Copy all of the material below exactly.

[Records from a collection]
╭──

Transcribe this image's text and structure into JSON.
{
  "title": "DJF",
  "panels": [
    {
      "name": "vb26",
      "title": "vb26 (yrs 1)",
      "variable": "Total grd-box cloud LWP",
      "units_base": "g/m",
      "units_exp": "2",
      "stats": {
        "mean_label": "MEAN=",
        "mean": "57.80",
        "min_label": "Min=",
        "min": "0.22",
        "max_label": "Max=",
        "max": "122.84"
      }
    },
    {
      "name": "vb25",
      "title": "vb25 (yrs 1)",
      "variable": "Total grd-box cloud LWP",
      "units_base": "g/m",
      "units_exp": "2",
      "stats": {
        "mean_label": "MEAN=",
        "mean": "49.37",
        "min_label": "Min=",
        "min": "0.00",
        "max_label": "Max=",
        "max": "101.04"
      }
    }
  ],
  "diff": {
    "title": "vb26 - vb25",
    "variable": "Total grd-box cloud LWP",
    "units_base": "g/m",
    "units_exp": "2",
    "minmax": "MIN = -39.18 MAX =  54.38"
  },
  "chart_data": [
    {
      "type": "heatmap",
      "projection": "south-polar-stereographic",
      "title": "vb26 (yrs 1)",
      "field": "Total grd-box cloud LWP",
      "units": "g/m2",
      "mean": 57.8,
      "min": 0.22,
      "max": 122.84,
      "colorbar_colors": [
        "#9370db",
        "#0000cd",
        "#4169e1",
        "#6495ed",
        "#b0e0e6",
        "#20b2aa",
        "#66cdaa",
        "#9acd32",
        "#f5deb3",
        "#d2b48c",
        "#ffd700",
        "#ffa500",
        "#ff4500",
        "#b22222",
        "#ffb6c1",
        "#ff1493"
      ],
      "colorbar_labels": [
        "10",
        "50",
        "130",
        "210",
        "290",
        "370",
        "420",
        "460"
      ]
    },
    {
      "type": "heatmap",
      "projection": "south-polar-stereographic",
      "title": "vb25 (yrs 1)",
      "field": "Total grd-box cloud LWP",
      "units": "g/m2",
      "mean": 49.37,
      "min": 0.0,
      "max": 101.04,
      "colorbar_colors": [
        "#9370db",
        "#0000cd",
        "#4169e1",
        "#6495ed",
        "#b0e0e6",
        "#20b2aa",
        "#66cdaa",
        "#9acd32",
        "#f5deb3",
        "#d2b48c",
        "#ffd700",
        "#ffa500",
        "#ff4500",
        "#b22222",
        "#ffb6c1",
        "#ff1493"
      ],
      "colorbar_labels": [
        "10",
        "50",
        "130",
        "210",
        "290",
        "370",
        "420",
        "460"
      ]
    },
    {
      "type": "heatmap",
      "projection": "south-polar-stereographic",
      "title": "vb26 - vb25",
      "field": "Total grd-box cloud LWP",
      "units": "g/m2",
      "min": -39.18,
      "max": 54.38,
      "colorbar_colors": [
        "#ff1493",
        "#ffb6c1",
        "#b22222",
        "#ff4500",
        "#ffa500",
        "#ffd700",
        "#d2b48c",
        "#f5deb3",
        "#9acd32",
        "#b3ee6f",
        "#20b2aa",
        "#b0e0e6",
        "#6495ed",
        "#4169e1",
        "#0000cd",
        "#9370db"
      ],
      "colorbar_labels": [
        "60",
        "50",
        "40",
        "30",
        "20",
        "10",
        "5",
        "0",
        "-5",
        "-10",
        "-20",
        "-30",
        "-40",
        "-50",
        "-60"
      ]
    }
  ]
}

╰──

**Complete answer:**
Transcribe this image's text and structure into JSON.
{
  "title": "DJF",
  "panels": [
    {
      "name": "vb26",
      "title": "vb26 (yrs 1)",
      "variable": "Total grd-box cloud LWP",
      "units_base": "g/m",
      "units_exp": "2",
      "stats": {
        "mean_label": "MEAN=",
        "mean": "57.80",
        "min_label": "Min=",
        "min": "0.22",
        "max_label": "Max=",
        "max": "122.84"
      }
    },
    {
      "name": "vb25",
      "title": "vb25 (yrs 1)",
      "variable": "Total grd-box cloud LWP",
      "units_base": "g/m",
      "units_exp": "2",
      "stats": {
        "mean_label": "MEAN=",
        "mean": "49.37",
        "min_label": "Min=",
        "min": "0.00",
        "max_label": "Max=",
        "max": "101.04"
      }
    }
  ],
  "diff": {
    "title": "vb26 - vb25",
    "variable": "Total grd-box cloud LWP",
    "units_base": "g/m",
    "units_exp": "2",
    "minmax": "MIN = -39.18 MAX =  54.38"
  },
  "chart_data": [
    {
      "type": "heatmap",
      "projection": "south-polar-stereographic",
      "title": "vb26 (yrs 1)",
      "field": "Total grd-box cloud LWP",
      "units": "g/m2",
      "mean": 57.8,
      "min": 0.22,
      "max": 122.84,
      "colorbar_colors": [
        "#9370db",
        "#0000cd",
        "#4169e1",
        "#6495ed",
        "#b0e0e6",
        "#20b2aa",
        "#66cdaa",
        "#9acd32",
        "#f5deb3",
        "#d2b48c",
        "#ffd700",
        "#ffa500",
        "#ff4500",
        "#b22222",
        "#ffb6c1",
        "#ff1493"
      ],
      "colorbar_labels": [
        "10",
        "50",
        "130",
        "210",
        "290",
        "370",
        "420",
        "460"
      ]
    },
    {
      "type": "heatmap",
      "projection": "south-polar-stereographic",
      "title": "vb25 (yrs 1)",
      "field": "Total grd-box cloud LWP",
      "units": "g/m2",
      "mean": 49.37,
      "min": 0.0,
      "max": 101.04,
      "colorbar_colors": [
        "#9370db",
        "#0000cd",
        "#4169e1",
        "#6495ed",
        "#b0e0e6",
        "#20b2aa",
        "#66cdaa",
        "#9acd32",
        "#f5deb3",
        "#d2b48c",
        "#ffd700",
        "#ffa500",
        "#ff4500",
        "#b22222",
        "#ffb6c1",
        "#ff1493"
      ],
      "colorbar_labels": [
        "10",
        "50",
        "130",
        "210",
        "290",
        "370",
        "420",
        "460"
      ]
    },
    {
      "type": "heatmap",
      "projection": "south-polar-stereographic",
      "title": "vb26 - vb25",
      "field": "Total grd-box cloud LWP",
      "units": "g/m2",
      "min": -39.18,
      "max": 54.38,
      "colorbar_colors": [
        "#ff1493",
        "#ffb6c1",
        "#b22222",
        "#ff4500",
        "#ffa500",
        "#ffd700",
        "#d2b48c",
        "#f5deb3",
        "#9acd32",
        "#b3ee6f",
        "#20b2aa",
        "#b0e0e6",
        "#6495ed",
        "#4169e1",
        "#0000cd",
        "#9370db"
      ],
      "colorbar_labels": [
        "60",
        "50",
        "40",
        "30",
        "20",
        "10",
        "5",
        "0",
        "-5",
        "-10",
        "-20",
        "-30",
        "-40",
        "-50",
        "-60"
      ]
    }
  ]
}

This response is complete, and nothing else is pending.